Restate each line of the listing exactly, without carrying over any pictures.

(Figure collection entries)
##########

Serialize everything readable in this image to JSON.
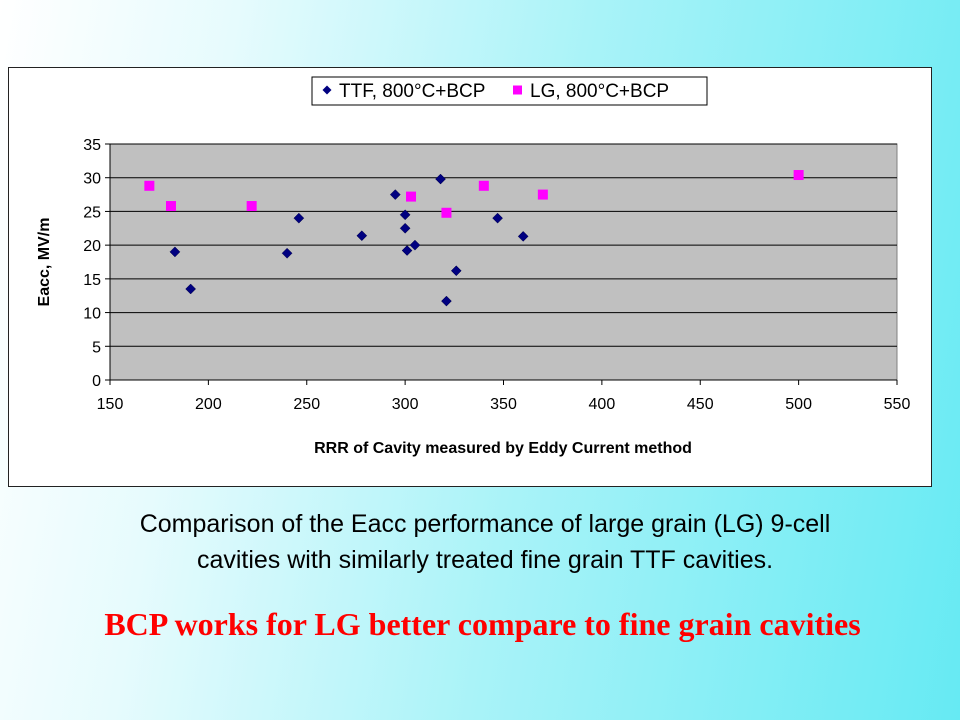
{
  "chart_data": {
    "type": "scatter",
    "title": "",
    "xlabel": "RRR of Cavity measured by Eddy Current method",
    "ylabel": "Eacc, MV/m",
    "xlim": [
      150,
      550
    ],
    "ylim": [
      0,
      35
    ],
    "xticks": [
      "150",
      "200",
      "250",
      "300",
      "350",
      "400",
      "450",
      "500",
      "550"
    ],
    "yticks": [
      "0",
      "5",
      "10",
      "15",
      "20",
      "25",
      "30",
      "35"
    ],
    "grid": "horizontal",
    "legend_position": "top",
    "plot_background": "#c0c0c0",
    "series": [
      {
        "name": "TTF, 800°C+BCP",
        "marker": "diamond",
        "color": "#000080",
        "points": [
          {
            "x": 183,
            "y": 19
          },
          {
            "x": 191,
            "y": 13.5
          },
          {
            "x": 240,
            "y": 18.8
          },
          {
            "x": 246,
            "y": 24
          },
          {
            "x": 278,
            "y": 21.4
          },
          {
            "x": 295,
            "y": 27.5
          },
          {
            "x": 300,
            "y": 24.5
          },
          {
            "x": 300,
            "y": 22.5
          },
          {
            "x": 301,
            "y": 19.2
          },
          {
            "x": 305,
            "y": 20
          },
          {
            "x": 318,
            "y": 29.8
          },
          {
            "x": 321,
            "y": 11.7
          },
          {
            "x": 326,
            "y": 16.2
          },
          {
            "x": 347,
            "y": 24
          },
          {
            "x": 360,
            "y": 21.3
          }
        ]
      },
      {
        "name": "LG, 800°C+BCP",
        "marker": "square",
        "color": "#ff00ff",
        "points": [
          {
            "x": 170,
            "y": 28.8
          },
          {
            "x": 181,
            "y": 25.8
          },
          {
            "x": 222,
            "y": 25.8
          },
          {
            "x": 303,
            "y": 27.2
          },
          {
            "x": 321,
            "y": 24.8
          },
          {
            "x": 340,
            "y": 28.8
          },
          {
            "x": 370,
            "y": 27.5
          },
          {
            "x": 500,
            "y": 30.4
          }
        ]
      }
    ]
  },
  "caption": {
    "line1": "Comparison of the Eacc performance of large grain (LG) 9-cell",
    "line2": "cavities with similarly treated fine grain TTF cavities."
  },
  "conclusion": "BCP works  for LG better compare  to fine grain cavities"
}
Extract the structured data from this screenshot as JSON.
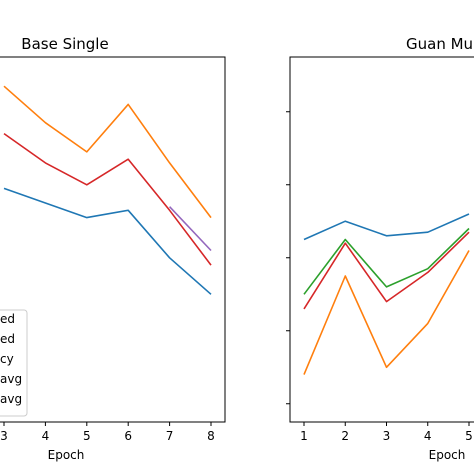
{
  "chart_data": [
    {
      "type": "line",
      "title": "Base Single",
      "xlabel": "Epoch",
      "ylabel": "",
      "x": [
        3,
        4,
        5,
        6,
        7,
        8
      ],
      "xlim": [
        2.7,
        8.35
      ],
      "ylim": [
        0,
        1
      ],
      "yticks_visible": false,
      "grid": false,
      "legend": {
        "placement": "lower-left",
        "entries": [
          "ed",
          "ed",
          "cy",
          "avg",
          "avg"
        ],
        "colors": [
          "#1f77b4",
          "#ff7f0e",
          "#2ca02c",
          "#d62728",
          "#9467bd"
        ]
      },
      "series": [
        {
          "color": "#ff7f0e",
          "points": [
            [
              3,
              0.92
            ],
            [
              4,
              0.82
            ],
            [
              5,
              0.74
            ],
            [
              6,
              0.87
            ],
            [
              7,
              0.71
            ],
            [
              8,
              0.56
            ]
          ]
        },
        {
          "color": "#d62728",
          "points": [
            [
              3,
              0.79
            ],
            [
              4,
              0.71
            ],
            [
              5,
              0.65
            ],
            [
              6,
              0.72
            ],
            [
              7,
              0.58
            ],
            [
              8,
              0.43
            ]
          ]
        },
        {
          "color": "#1f77b4",
          "points": [
            [
              3,
              0.64
            ],
            [
              4,
              0.6
            ],
            [
              5,
              0.56
            ],
            [
              6,
              0.58
            ],
            [
              7,
              0.45
            ],
            [
              8,
              0.35
            ]
          ]
        },
        {
          "color": "#9467bd",
          "points": [
            [
              7,
              0.59
            ],
            [
              8,
              0.47
            ]
          ]
        }
      ]
    },
    {
      "type": "line",
      "title": "Guan Mu",
      "xlabel": "Epoch",
      "ylabel": "",
      "x": [
        1,
        2,
        3,
        4,
        5
      ],
      "xticks": [
        1,
        2,
        3,
        4,
        5
      ],
      "xlim": [
        0.65,
        5.4
      ],
      "ylim": [
        0,
        1
      ],
      "yticks_visible": false,
      "grid": false,
      "series": [
        {
          "color": "#1f77b4",
          "points": [
            [
              1,
              0.5
            ],
            [
              2,
              0.55
            ],
            [
              3,
              0.51
            ],
            [
              4,
              0.52
            ],
            [
              5,
              0.57
            ]
          ]
        },
        {
          "color": "#2ca02c",
          "points": [
            [
              1,
              0.35
            ],
            [
              2,
              0.5
            ],
            [
              3,
              0.37
            ],
            [
              4,
              0.42
            ],
            [
              5,
              0.53
            ]
          ]
        },
        {
          "color": "#d62728",
          "points": [
            [
              1,
              0.31
            ],
            [
              2,
              0.49
            ],
            [
              3,
              0.33
            ],
            [
              4,
              0.41
            ],
            [
              5,
              0.52
            ]
          ]
        },
        {
          "color": "#ff7f0e",
          "points": [
            [
              1,
              0.13
            ],
            [
              2,
              0.4
            ],
            [
              3,
              0.15
            ],
            [
              4,
              0.27
            ],
            [
              5,
              0.47
            ]
          ]
        }
      ]
    }
  ]
}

##########

Output below:
Serialize everything readable in this image to JSON.
{
  "chart_data": {
    "type": "scatter",
    "title": "",
    "xlabel": "RRR of Cavity measured by Eddy Current method",
    "ylabel": "Eacc, MV/m",
    "xlim": [
      150,
      550
    ],
    "ylim": [
      0,
      35
    ],
    "xticks": [
      "150",
      "200",
      "250",
      "300",
      "350",
      "400",
      "450",
      "500",
      "550"
    ],
    "yticks": [
      "0",
      "5",
      "10",
      "15",
      "20",
      "25",
      "30",
      "35"
    ],
    "grid": "horizontal",
    "legend_position": "top",
    "plot_background": "#c0c0c0",
    "series": [
      {
        "name": "TTF, 800°C+BCP",
        "marker": "diamond",
        "color": "#000080",
        "points": [
          {
            "x": 183,
            "y": 19
          },
          {
            "x": 191,
            "y": 13.5
          },
          {
            "x": 240,
            "y": 18.8
          },
          {
            "x": 246,
            "y": 24
          },
          {
            "x": 278,
            "y": 21.4
          },
          {
            "x": 295,
            "y": 27.5
          },
          {
            "x": 300,
            "y": 24.5
          },
          {
            "x": 300,
            "y": 22.5
          },
          {
            "x": 301,
            "y": 19.2
          },
          {
            "x": 305,
            "y": 20
          },
          {
            "x": 318,
            "y": 29.8
          },
          {
            "x": 321,
            "y": 11.7
          },
          {
            "x": 326,
            "y": 16.2
          },
          {
            "x": 347,
            "y": 24
          },
          {
            "x": 360,
            "y": 21.3
          }
        ]
      },
      {
        "name": "LG, 800°C+BCP",
        "marker": "square",
        "color": "#ff00ff",
        "points": [
          {
            "x": 170,
            "y": 28.8
          },
          {
            "x": 181,
            "y": 25.8
          },
          {
            "x": 222,
            "y": 25.8
          },
          {
            "x": 303,
            "y": 27.2
          },
          {
            "x": 321,
            "y": 24.8
          },
          {
            "x": 340,
            "y": 28.8
          },
          {
            "x": 370,
            "y": 27.5
          },
          {
            "x": 500,
            "y": 30.4
          }
        ]
      }
    ]
  },
  "caption": {
    "line1": "Comparison of the Eacc performance of large grain (LG) 9-cell",
    "line2": "cavities with similarly treated fine grain TTF cavities."
  },
  "conclusion": "BCP works  for LG better compare  to fine grain cavities"
}
Extract the structured data from this screenshot as JSON.
{
  "chart_data": [
    {
      "type": "line",
      "title": "Base Single",
      "xlabel": "Epoch",
      "ylabel": "",
      "x": [
        3,
        4,
        5,
        6,
        7,
        8
      ],
      "xlim": [
        2.7,
        8.35
      ],
      "ylim": [
        0,
        1
      ],
      "yticks_visible": false,
      "grid": false,
      "legend": {
        "placement": "lower-left",
        "entries": [
          "ed",
          "ed",
          "cy",
          "avg",
          "avg"
        ],
        "colors": [
          "#1f77b4",
          "#ff7f0e",
          "#2ca02c",
          "#d62728",
          "#9467bd"
        ]
      },
      "series": [
        {
          "color": "#ff7f0e",
          "points": [
            [
              3,
              0.92
            ],
            [
              4,
              0.82
            ],
            [
              5,
              0.74
            ],
            [
              6,
              0.87
            ],
            [
              7,
              0.71
            ],
            [
              8,
              0.56
            ]
          ]
        },
        {
          "color": "#d62728",
          "points": [
            [
              3,
              0.79
            ],
            [
              4,
              0.71
            ],
            [
              5,
              0.65
            ],
            [
              6,
              0.72
            ],
            [
              7,
              0.58
            ],
            [
              8,
              0.43
            ]
          ]
        },
        {
          "color": "#1f77b4",
          "points": [
            [
              3,
              0.64
            ],
            [
              4,
              0.6
            ],
            [
              5,
              0.56
            ],
            [
              6,
              0.58
            ],
            [
              7,
              0.45
            ],
            [
              8,
              0.35
            ]
          ]
        },
        {
          "color": "#9467bd",
          "points": [
            [
              7,
              0.59
            ],
            [
              8,
              0.47
            ]
          ]
        }
      ]
    },
    {
      "type": "line",
      "title": "Guan Mu",
      "xlabel": "Epoch",
      "ylabel": "",
      "x": [
        1,
        2,
        3,
        4,
        5
      ],
      "xticks": [
        1,
        2,
        3,
        4,
        5
      ],
      "xlim": [
        0.65,
        5.4
      ],
      "ylim": [
        0,
        1
      ],
      "yticks_visible": false,
      "grid": false,
      "series": [
        {
          "color": "#1f77b4",
          "points": [
            [
              1,
              0.5
            ],
            [
              2,
              0.55
            ],
            [
              3,
              0.51
            ],
            [
              4,
              0.52
            ],
            [
              5,
              0.57
            ]
          ]
        },
        {
          "color": "#2ca02c",
          "points": [
            [
              1,
              0.35
            ],
            [
              2,
              0.5
            ],
            [
              3,
              0.37
            ],
            [
              4,
              0.42
            ],
            [
              5,
              0.53
            ]
          ]
        },
        {
          "color": "#d62728",
          "points": [
            [
              1,
              0.31
            ],
            [
              2,
              0.49
            ],
            [
              3,
              0.33
            ],
            [
              4,
              0.41
            ],
            [
              5,
              0.52
            ]
          ]
        },
        {
          "color": "#ff7f0e",
          "points": [
            [
              1,
              0.13
            ],
            [
              2,
              0.4
            ],
            [
              3,
              0.15
            ],
            [
              4,
              0.27
            ],
            [
              5,
              0.47
            ]
          ]
        }
      ]
    }
  ]
}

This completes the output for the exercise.